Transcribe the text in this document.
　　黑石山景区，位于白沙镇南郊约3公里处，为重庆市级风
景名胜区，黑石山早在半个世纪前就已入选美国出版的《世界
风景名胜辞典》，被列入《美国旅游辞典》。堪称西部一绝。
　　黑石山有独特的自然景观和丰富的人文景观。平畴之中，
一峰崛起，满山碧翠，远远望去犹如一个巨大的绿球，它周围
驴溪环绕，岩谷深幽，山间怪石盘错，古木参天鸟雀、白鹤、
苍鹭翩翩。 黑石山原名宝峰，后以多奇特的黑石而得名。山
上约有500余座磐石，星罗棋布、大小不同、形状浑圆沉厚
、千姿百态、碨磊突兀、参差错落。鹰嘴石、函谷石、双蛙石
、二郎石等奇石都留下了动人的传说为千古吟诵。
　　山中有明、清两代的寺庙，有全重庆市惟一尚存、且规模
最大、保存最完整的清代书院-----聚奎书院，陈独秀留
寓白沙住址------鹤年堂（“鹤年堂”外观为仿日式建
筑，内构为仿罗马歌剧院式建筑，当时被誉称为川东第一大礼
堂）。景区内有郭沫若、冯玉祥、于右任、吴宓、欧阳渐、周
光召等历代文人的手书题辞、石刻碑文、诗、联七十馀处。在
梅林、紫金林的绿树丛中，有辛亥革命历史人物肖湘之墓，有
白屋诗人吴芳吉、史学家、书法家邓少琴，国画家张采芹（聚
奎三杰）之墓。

# Stated goal
Each line above must be printed exactly as it appears.

# Exercise solution
Transcribe the text in this document.
　　黑石山景区，位于白沙镇南郊约3公里处，为重庆市级风
景名胜区，黑石山早在半个世纪前就已入选美国出版的《世界
风景名胜辞典》，被列入《美国旅游辞典》。堪称西部一绝。
　　黑石山有独特的自然景观和丰富的人文景观。平畴之中，
一峰崛起，满山碧翠，远远望去犹如一个巨大的绿球，它周围
驴溪环绕，岩谷深幽，山间怪石盘错，古木参天鸟雀、白鹤、
苍鹭翩翩。 黑石山原名宝峰，后以多奇特的黑石而得名。山
上约有500余座磐石，星罗棋布、大小不同、形状浑圆沉厚
、千姿百态、碨磊突兀、参差错落。鹰嘴石、函谷石、双蛙石
、二郎石等奇石都留下了动人的传说为千古吟诵。
　　山中有明、清两代的寺庙，有全重庆市惟一尚存、且规模
最大、保存最完整的清代书院-----聚奎书院，陈独秀留
寓白沙住址------鹤年堂（“鹤年堂”外观为仿日式建
筑，内构为仿罗马歌剧院式建筑，当时被誉称为川东第一大礼
堂）。景区内有郭沫若、冯玉祥、于右任、吴宓、欧阳渐、周
光召等历代文人的手书题辞、石刻碑文、诗、联七十馀处。在
梅林、紫金林的绿树丛中，有辛亥革命历史人物肖湘之墓，有
白屋诗人吴芳吉、史学家、书法家邓少琴，国画家张采芹（聚
奎三杰）之墓。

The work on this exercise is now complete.